§ Exercise task
Write out the records beneath this line exactly as they appear, minus any images.

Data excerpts
--------------------

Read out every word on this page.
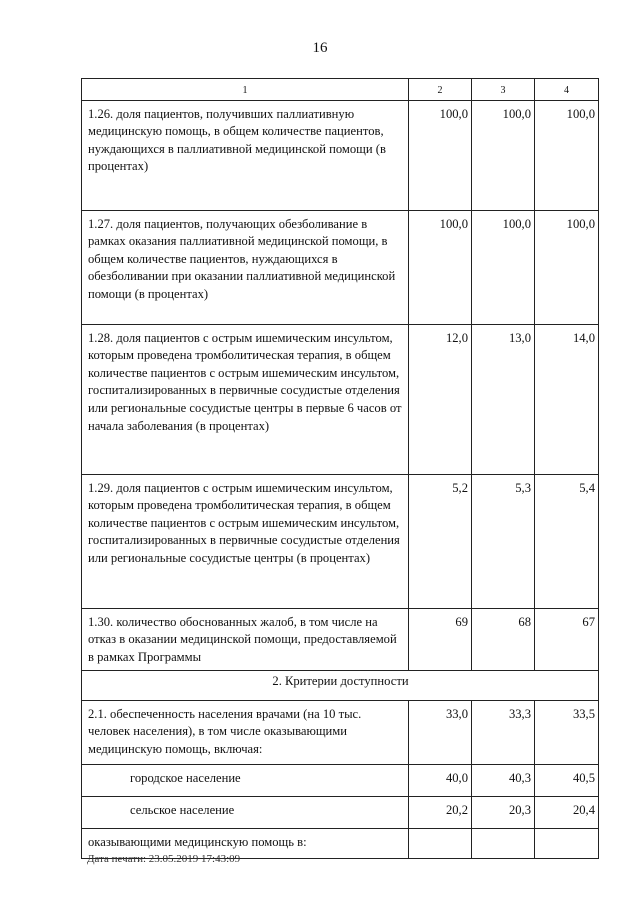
16
1	2	3	4
1.26. доля пациентов, получивших паллиативную медицинскую помощь, в общем количестве пациентов, нуждающихся в паллиативной медицинской помощи (в процентах)	100,0	100,0	100,0
1.27. доля пациентов, получающих обезболивание в рамках оказания паллиативной медицинской помощи, в общем количестве пациентов, нуждающихся в обезболивании при оказании паллиативной медицинской помощи (в процентах)	100,0	100,0	100,0
1.28. доля пациентов с острым ишемическим инсультом, которым проведена тромболитическая терапия, в общем количестве пациентов с острым ишемическим инсультом, госпитализированных в первичные сосудистые отделения или региональные сосудистые центры в первые 6 часов от начала заболевания (в процентах)	12,0	13,0	14,0
1.29. доля пациентов с острым ишемическим инсультом, которым проведена тромболитическая терапия, в общем количестве пациентов с острым ишемическим инсультом, госпитализированных в первичные сосудистые отделения или региональные сосудистые центры (в процентах)	5,2	5,3	5,4
1.30. количество обоснованных жалоб, в том числе на отказ в оказании медицинской помощи, предоставляемой в рамках Программы	69	68	67
2. Критерии доступности			
2.1. обеспеченность населения врачами (на 10 тыс. человек населения), в том числе оказывающими медицинскую помощь, включая:	33,0	33,3	33,5
городское население	40,0	40,3	40,5
сельское население	20,2	20,3	20,4
оказывающими медицинскую помощь в:			
Дата печати: 23.05.2019 17:43:09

--------------------

§ Result for this exercise
Read out every word on this page.
16
1	2	3	4
1.26. доля пациентов, получивших паллиативную медицинскую помощь, в общем количестве пациентов, нуждающихся в паллиативной медицинской помощи (в процентах)	100,0	100,0	100,0
1.27. доля пациентов, получающих обезболивание в рамках оказания паллиативной медицинской помощи, в общем количестве пациентов, нуждающихся в обезболивании при оказании паллиативной медицинской помощи (в процентах)	100,0	100,0	100,0
1.28. доля пациентов с острым ишемическим инсультом, которым проведена тромболитическая терапия, в общем количестве пациентов с острым ишемическим инсультом, госпитализированных в первичные сосудистые отделения или региональные сосудистые центры в первые 6 часов от начала заболевания (в процентах)	12,0	13,0	14,0
1.29. доля пациентов с острым ишемическим инсультом, которым проведена тромболитическая терапия, в общем количестве пациентов с острым ишемическим инсультом, госпитализированных в первичные сосудистые отделения или региональные сосудистые центры (в процентах)	5,2	5,3	5,4
1.30. количество обоснованных жалоб, в том числе на отказ в оказании медицинской помощи, предоставляемой в рамках Программы	69	68	67
2. Критерии доступности			
2.1. обеспеченность населения врачами (на 10 тыс. человек населения), в том числе оказывающими медицинскую помощь, включая:	33,0	33,3	33,5
городское население	40,0	40,3	40,5
сельское население	20,2	20,3	20,4
оказывающими медицинскую помощь в:			
Дата печати: 23.05.2019 17:43:09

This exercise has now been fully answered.